Part of a data file:
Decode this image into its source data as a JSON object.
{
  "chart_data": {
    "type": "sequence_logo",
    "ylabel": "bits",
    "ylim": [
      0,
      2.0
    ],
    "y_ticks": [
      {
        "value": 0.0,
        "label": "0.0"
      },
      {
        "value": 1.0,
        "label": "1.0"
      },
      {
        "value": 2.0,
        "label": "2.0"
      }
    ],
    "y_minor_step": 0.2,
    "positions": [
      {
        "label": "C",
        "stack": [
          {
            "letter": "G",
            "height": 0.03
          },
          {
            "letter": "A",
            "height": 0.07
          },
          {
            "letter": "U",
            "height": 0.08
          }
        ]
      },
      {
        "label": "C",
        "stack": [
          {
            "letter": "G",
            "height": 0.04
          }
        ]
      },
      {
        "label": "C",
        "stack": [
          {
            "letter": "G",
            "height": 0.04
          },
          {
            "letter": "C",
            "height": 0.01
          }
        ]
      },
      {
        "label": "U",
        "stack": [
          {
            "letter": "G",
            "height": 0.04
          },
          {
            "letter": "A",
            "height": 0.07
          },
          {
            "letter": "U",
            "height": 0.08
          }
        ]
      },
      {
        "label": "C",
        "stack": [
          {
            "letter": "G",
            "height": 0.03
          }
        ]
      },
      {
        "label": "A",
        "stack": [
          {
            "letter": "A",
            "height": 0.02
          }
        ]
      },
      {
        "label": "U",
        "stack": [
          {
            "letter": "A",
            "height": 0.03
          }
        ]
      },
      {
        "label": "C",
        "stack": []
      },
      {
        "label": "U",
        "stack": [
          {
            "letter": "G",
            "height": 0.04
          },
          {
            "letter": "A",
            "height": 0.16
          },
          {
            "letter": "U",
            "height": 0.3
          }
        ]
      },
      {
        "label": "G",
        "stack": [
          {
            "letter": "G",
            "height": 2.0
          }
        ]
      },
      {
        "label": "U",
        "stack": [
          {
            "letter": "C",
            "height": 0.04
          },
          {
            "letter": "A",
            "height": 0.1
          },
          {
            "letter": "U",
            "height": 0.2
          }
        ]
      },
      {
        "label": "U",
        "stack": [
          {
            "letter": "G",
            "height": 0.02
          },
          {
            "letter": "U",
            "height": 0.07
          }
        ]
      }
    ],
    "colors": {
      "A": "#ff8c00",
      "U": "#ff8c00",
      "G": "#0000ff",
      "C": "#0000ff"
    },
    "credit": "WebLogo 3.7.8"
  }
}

Task goal: The data above must be returned in full, exactly as written.

The output:
Decode this image into its source data as a JSON object.
{
  "chart_data": {
    "type": "sequence_logo",
    "ylabel": "bits",
    "ylim": [
      0,
      2.0
    ],
    "y_ticks": [
      {
        "value": 0.0,
        "label": "0.0"
      },
      {
        "value": 1.0,
        "label": "1.0"
      },
      {
        "value": 2.0,
        "label": "2.0"
      }
    ],
    "y_minor_step": 0.2,
    "positions": [
      {
        "label": "C",
        "stack": [
          {
            "letter": "G",
            "height": 0.03
          },
          {
            "letter": "A",
            "height": 0.07
          },
          {
            "letter": "U",
            "height": 0.08
          }
        ]
      },
      {
        "label": "C",
        "stack": [
          {
            "letter": "G",
            "height": 0.04
          }
        ]
      },
      {
        "label": "C",
        "stack": [
          {
            "letter": "G",
            "height": 0.04
          },
          {
            "letter": "C",
            "height": 0.01
          }
        ]
      },
      {
        "label": "U",
        "stack": [
          {
            "letter": "G",
            "height": 0.04
          },
          {
            "letter": "A",
            "height": 0.07
          },
          {
            "letter": "U",
            "height": 0.08
          }
        ]
      },
      {
        "label": "C",
        "stack": [
          {
            "letter": "G",
            "height": 0.03
          }
        ]
      },
      {
        "label": "A",
        "stack": [
          {
            "letter": "A",
            "height": 0.02
          }
        ]
      },
      {
        "label": "U",
        "stack": [
          {
            "letter": "A",
            "height": 0.03
          }
        ]
      },
      {
        "label": "C",
        "stack": []
      },
      {
        "label": "U",
        "stack": [
          {
            "letter": "G",
            "height": 0.04
          },
          {
            "letter": "A",
            "height": 0.16
          },
          {
            "letter": "U",
            "height": 0.3
          }
        ]
      },
      {
        "label": "G",
        "stack": [
          {
            "letter": "G",
            "height": 2.0
          }
        ]
      },
      {
        "label": "U",
        "stack": [
          {
            "letter": "C",
            "height": 0.04
          },
          {
            "letter": "A",
            "height": 0.1
          },
          {
            "letter": "U",
            "height": 0.2
          }
        ]
      },
      {
        "label": "U",
        "stack": [
          {
            "letter": "G",
            "height": 0.02
          },
          {
            "letter": "U",
            "height": 0.07
          }
        ]
      }
    ],
    "colors": {
      "A": "#ff8c00",
      "U": "#ff8c00",
      "G": "#0000ff",
      "C": "#0000ff"
    },
    "credit": "WebLogo 3.7.8"
  }
}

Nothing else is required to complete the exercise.